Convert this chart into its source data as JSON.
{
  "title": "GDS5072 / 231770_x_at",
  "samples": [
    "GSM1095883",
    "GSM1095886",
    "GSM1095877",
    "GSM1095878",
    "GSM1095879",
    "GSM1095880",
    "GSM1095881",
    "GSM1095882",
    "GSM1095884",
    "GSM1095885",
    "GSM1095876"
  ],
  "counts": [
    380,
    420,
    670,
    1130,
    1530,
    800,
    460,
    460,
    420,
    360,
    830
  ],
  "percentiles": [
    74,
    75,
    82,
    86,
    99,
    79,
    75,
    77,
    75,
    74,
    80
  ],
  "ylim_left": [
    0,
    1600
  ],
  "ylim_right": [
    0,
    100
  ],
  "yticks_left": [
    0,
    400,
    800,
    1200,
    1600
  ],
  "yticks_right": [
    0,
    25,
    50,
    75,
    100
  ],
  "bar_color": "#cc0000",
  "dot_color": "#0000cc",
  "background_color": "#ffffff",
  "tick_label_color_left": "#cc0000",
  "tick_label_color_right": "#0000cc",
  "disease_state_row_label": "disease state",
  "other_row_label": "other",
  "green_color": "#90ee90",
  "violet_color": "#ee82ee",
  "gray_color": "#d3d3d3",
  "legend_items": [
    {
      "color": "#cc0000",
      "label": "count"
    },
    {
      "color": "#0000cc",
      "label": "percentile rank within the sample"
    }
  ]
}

# WRITTEN PROBLEM:
Copy out each line exactly as written.

# THE ANSWER:
Convert this chart into its source data as JSON.
{
  "title": "GDS5072 / 231770_x_at",
  "samples": [
    "GSM1095883",
    "GSM1095886",
    "GSM1095877",
    "GSM1095878",
    "GSM1095879",
    "GSM1095880",
    "GSM1095881",
    "GSM1095882",
    "GSM1095884",
    "GSM1095885",
    "GSM1095876"
  ],
  "counts": [
    380,
    420,
    670,
    1130,
    1530,
    800,
    460,
    460,
    420,
    360,
    830
  ],
  "percentiles": [
    74,
    75,
    82,
    86,
    99,
    79,
    75,
    77,
    75,
    74,
    80
  ],
  "ylim_left": [
    0,
    1600
  ],
  "ylim_right": [
    0,
    100
  ],
  "yticks_left": [
    0,
    400,
    800,
    1200,
    1600
  ],
  "yticks_right": [
    0,
    25,
    50,
    75,
    100
  ],
  "bar_color": "#cc0000",
  "dot_color": "#0000cc",
  "background_color": "#ffffff",
  "tick_label_color_left": "#cc0000",
  "tick_label_color_right": "#0000cc",
  "disease_state_row_label": "disease state",
  "other_row_label": "other",
  "green_color": "#90ee90",
  "violet_color": "#ee82ee",
  "gray_color": "#d3d3d3",
  "legend_items": [
    {
      "color": "#cc0000",
      "label": "count"
    },
    {
      "color": "#0000cc",
      "label": "percentile rank within the sample"
    }
  ]
}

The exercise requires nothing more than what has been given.